Document passage:
+++

Ray Beckerman said...

The RIAA's motion for discovery sanctions against myself and Ms. Lindor, and Ms. Lindor's motion for Rule 11 sanctions against their lawyers, are both pending.

Anonymous said...

...an attorney who runs a blog entitled "Recording Industry vs. The People" and who is currently subject to a pending sanctions motion for his conduct representing a defendant in one of the Plaintiffs' enforcement cases.Oooo, that sounds so scary. Scary until one realizes that any attorney can file such a motion at any time no matter how unjustified. "Pending" is the key word here. IT MEANS NOTHING!

Not only does it mean nothing, it clearly has no place at all in this filing, which this man hopes that the judge realizes. Not only realizes, but realizes also how phony the rest of this filing is as well.

The rest of their filing is simply whine, whine, whine from plaintiffs who refuse to recognize when Statutory damages have crossed the line into Punitive damages. Something The Court has definitely recognized in the past.

+++

Extracted data:
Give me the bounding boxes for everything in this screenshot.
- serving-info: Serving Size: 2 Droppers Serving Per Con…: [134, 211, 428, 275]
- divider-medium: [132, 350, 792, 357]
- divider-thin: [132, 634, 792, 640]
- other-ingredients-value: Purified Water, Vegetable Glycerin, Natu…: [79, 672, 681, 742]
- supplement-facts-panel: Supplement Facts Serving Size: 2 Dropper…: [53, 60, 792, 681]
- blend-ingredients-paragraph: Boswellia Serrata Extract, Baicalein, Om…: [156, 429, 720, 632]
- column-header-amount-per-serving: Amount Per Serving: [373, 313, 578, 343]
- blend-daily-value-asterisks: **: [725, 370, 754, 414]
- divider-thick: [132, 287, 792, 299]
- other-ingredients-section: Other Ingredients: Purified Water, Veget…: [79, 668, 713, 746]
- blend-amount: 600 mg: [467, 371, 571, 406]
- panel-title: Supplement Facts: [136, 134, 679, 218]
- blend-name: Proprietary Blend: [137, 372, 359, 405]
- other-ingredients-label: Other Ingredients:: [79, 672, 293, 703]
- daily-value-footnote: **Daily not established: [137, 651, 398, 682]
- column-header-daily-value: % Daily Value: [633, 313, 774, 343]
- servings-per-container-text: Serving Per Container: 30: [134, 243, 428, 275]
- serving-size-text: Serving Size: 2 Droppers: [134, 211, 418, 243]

+++

Assigned task 1:
Please output the passage of the comment thread about the RIAA sanctions motions from "Not only does" up to and including "in the past.", word for word.
Assigned task 2:
Finish out the next part of the comment thread about the RIAA sanctions motions, continuing from its last sentence.

Task output 1:
Not only does it mean nothing, it clearly has no place at all in this filing, which this man hopes that the judge realizes. Not only realizes, but realizes also how phony the rest of this filing is as well.

The rest of their filing is simply whine, whine, whine from plaintiffs who refuse to recognize when Statutory damages have crossed the line into Punitive damages. Something The Court has definitely recognized in the past.

Task output 2:
...FSF should refrain from making factual arguments, even in cases where the factual assertions are correct.That is too funny for mere words to refute. And it is refuted in the very next sentence, to wit:

...we examine an amicus curiae brief solely for whatever aid it provides in analyzing the legal questions before us.Clearly the Court will make the decision on how to use the AC brief, and the AC should provide all relevant information to assist the court -- facts, analysis, or otherwise. The RIAA is simply Wrong!

Defendant has not only infringed Plaintiff's works through downloading, she has also distributed Plaintiffs' works for years to potentially millions of other file sharers.This is so patently false that the RIAA should be thrown out of court with sanctions for saying it. Not is it only impossible for any home user with a simple broadband connection to have distributed terabytes of information through that skinny pipe (millions of bytes per file x (times) millions of of users), but the filesharing programs themselves will not support such distribution. Additionally, the record companies themselves distribute sharable music files on every single standard music CD. They enable all this sharing to occur by providing the source material to facilitate it. To argue an impossibility deserves sanctions of the most severe sort.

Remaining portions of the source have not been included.